[start of DATA TO PROCESS]
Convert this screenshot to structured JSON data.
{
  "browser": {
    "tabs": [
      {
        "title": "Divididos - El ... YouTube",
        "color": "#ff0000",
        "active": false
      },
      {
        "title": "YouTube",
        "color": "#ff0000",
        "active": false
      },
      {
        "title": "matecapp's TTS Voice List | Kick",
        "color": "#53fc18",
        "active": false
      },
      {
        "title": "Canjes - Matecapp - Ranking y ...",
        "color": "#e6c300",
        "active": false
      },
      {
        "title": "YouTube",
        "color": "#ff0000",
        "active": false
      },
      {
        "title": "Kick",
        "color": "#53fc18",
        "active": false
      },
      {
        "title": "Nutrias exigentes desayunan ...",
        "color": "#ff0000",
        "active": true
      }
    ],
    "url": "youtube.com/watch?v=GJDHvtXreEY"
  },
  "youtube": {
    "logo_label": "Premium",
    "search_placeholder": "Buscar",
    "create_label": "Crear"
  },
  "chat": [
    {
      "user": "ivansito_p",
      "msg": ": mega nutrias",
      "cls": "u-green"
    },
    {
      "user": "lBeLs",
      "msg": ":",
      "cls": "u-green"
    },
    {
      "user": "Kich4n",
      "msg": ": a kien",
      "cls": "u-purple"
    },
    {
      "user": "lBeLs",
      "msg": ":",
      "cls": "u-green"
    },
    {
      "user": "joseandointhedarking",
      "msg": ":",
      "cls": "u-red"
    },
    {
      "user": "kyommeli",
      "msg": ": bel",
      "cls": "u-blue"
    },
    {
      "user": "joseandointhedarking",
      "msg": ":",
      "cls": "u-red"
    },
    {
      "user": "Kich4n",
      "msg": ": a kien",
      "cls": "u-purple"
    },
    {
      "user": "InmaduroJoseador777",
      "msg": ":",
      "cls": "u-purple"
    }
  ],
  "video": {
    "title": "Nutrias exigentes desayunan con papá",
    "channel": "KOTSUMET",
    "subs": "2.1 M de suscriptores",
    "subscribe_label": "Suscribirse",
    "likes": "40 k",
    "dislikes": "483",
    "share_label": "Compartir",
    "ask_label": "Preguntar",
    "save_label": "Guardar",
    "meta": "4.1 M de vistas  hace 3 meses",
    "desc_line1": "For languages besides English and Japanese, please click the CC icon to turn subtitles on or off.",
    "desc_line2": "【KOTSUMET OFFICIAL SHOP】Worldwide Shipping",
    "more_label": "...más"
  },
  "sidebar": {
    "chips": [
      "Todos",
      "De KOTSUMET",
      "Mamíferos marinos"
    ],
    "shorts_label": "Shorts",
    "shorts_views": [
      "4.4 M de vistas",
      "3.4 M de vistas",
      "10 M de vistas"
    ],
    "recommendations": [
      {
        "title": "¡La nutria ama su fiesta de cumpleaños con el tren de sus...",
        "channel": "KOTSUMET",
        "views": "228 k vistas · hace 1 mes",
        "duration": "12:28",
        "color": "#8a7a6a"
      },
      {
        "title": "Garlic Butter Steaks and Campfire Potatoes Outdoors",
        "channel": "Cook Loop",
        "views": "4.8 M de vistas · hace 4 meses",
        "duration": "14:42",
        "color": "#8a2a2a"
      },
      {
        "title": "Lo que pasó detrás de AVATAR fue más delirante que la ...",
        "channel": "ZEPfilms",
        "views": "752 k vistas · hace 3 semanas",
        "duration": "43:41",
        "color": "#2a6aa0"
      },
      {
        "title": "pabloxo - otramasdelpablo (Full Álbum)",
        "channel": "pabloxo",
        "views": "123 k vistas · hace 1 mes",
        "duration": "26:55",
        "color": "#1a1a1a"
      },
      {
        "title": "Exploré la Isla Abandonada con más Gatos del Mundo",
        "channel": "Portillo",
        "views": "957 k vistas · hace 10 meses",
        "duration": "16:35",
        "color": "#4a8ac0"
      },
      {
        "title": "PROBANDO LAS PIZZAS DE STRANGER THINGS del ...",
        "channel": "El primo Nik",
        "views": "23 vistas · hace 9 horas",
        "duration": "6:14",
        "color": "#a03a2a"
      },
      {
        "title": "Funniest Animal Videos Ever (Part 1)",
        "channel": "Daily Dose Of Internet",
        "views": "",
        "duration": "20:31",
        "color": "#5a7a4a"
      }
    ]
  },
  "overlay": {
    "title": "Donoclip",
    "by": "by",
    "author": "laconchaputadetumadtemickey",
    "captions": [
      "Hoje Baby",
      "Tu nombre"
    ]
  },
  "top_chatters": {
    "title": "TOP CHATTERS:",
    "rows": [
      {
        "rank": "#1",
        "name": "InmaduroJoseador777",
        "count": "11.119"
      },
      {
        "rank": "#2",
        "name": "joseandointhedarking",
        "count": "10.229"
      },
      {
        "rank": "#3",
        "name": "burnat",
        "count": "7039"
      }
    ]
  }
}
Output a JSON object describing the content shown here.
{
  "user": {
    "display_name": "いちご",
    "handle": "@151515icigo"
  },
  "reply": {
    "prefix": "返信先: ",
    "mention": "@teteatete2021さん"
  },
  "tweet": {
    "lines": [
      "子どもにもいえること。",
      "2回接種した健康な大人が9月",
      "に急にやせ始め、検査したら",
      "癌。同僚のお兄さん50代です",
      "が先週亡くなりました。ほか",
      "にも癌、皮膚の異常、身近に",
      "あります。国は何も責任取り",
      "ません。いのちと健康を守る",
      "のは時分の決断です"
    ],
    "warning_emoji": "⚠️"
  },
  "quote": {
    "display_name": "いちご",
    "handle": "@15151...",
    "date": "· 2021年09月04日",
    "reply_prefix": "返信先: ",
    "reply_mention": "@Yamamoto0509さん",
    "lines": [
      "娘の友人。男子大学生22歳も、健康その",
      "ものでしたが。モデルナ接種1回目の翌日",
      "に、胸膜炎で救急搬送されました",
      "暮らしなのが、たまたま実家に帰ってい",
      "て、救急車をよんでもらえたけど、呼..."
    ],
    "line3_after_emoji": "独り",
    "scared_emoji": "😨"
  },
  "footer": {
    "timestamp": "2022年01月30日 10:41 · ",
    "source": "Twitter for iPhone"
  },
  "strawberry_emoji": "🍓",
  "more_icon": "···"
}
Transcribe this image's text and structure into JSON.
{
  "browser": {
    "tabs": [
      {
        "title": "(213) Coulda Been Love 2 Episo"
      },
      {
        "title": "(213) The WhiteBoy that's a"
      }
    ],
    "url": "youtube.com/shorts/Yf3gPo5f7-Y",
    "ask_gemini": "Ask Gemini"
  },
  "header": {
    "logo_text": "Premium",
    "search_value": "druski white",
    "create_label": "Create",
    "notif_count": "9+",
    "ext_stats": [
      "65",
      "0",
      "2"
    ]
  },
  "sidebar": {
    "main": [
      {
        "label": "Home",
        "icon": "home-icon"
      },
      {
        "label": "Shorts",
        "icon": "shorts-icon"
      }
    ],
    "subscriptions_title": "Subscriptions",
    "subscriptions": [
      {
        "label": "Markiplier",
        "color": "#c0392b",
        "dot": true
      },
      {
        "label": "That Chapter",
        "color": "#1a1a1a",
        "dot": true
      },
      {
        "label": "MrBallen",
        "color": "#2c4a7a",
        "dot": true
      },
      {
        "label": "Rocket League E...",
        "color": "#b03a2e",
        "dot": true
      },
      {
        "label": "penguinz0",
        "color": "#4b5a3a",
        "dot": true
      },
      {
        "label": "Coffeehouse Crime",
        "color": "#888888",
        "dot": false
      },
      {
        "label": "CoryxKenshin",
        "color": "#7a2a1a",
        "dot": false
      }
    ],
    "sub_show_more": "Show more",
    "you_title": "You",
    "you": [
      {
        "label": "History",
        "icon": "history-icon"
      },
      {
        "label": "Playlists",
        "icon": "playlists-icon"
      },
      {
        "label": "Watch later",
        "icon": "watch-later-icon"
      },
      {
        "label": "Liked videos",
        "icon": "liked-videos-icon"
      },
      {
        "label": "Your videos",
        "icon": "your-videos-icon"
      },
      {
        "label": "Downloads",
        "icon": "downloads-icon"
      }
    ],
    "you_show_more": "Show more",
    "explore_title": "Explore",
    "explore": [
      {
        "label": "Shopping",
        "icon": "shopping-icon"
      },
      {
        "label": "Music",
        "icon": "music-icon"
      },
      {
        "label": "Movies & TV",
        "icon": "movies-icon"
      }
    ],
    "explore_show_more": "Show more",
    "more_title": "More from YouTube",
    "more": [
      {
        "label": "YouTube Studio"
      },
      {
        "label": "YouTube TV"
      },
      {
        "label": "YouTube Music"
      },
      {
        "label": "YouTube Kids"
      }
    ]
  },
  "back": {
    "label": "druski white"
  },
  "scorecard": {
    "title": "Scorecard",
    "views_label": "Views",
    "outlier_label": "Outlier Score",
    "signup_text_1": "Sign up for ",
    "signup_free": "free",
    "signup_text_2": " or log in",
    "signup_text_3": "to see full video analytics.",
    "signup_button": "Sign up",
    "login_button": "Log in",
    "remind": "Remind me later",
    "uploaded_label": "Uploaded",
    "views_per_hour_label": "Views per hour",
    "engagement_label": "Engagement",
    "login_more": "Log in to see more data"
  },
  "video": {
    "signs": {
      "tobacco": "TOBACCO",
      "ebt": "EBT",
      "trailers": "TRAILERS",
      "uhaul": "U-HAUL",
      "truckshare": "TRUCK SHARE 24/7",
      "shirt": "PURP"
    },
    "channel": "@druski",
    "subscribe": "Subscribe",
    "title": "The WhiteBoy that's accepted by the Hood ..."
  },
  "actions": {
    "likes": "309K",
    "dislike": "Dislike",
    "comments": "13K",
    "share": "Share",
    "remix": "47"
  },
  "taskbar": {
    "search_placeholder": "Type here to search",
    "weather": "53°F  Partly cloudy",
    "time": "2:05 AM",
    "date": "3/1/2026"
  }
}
[end of DATA TO PROCESS]
:: YOUR TASK ::
The answer is one number: how many lines of the material above contain "later".

:: COMPLETED EXERCISE ::
3